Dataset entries
■ ■ ■ ■
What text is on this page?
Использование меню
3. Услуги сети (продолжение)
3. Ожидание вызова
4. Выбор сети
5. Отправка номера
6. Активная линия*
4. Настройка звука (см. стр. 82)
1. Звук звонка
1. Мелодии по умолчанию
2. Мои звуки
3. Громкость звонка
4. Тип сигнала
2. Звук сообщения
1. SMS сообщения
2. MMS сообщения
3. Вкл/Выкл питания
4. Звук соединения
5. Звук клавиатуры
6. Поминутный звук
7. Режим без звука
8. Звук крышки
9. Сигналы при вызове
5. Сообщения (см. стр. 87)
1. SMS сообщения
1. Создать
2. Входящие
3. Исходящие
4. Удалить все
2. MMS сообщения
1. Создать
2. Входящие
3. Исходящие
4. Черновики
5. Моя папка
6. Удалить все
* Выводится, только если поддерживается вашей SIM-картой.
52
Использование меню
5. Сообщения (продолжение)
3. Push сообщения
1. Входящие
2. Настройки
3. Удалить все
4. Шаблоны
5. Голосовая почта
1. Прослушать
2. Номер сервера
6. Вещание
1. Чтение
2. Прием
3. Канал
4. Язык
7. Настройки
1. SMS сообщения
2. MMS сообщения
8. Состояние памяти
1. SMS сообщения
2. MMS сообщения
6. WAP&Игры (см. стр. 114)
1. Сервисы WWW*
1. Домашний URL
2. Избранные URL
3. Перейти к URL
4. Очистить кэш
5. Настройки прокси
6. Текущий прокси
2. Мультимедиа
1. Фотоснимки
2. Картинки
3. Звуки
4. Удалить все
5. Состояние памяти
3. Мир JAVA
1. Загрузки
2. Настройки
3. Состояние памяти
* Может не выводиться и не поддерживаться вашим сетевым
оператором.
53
■ ■ ■ ■
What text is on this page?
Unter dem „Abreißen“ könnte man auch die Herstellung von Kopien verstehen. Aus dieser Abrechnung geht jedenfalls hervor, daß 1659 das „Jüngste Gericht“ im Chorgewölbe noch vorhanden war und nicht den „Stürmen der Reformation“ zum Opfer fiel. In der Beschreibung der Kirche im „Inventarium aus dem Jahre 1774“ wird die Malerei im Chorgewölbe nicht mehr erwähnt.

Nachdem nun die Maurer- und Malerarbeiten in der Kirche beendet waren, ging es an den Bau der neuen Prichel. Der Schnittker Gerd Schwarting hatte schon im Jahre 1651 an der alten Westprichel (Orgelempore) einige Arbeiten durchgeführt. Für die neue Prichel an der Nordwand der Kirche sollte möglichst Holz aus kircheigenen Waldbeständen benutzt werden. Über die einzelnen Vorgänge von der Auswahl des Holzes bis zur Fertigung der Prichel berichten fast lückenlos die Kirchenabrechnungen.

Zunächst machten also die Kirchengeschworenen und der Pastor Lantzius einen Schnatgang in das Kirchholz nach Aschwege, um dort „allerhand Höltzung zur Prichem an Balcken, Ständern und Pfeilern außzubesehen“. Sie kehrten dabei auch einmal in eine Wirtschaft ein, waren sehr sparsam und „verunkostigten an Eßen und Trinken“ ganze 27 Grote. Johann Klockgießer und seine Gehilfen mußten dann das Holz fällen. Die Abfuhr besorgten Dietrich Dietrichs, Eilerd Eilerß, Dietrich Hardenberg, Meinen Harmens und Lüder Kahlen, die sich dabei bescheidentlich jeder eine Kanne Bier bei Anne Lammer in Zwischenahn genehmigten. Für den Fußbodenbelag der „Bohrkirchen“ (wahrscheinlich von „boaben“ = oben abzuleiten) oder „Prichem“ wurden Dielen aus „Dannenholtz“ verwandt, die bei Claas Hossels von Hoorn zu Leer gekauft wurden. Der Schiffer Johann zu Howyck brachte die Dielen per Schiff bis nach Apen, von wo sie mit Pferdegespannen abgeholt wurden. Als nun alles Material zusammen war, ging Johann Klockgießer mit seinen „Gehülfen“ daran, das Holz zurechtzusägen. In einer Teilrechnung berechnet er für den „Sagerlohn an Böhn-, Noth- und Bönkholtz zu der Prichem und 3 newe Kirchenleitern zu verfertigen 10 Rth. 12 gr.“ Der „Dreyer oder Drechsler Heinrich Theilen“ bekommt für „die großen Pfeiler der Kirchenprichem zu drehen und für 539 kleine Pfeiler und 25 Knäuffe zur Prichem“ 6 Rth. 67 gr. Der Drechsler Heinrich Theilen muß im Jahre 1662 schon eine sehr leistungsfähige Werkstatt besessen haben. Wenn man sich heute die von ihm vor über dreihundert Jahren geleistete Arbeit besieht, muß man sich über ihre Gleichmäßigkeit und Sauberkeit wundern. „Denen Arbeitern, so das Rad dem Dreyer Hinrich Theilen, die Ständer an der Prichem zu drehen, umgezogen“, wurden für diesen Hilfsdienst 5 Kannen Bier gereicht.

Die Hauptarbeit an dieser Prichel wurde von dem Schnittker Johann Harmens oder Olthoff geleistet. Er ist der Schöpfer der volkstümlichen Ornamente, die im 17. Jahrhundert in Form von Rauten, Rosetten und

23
■ ■ ■ ■
Brief
Determine the number of lines in these entries that contain the word "сети", and write only that number.

Task result
2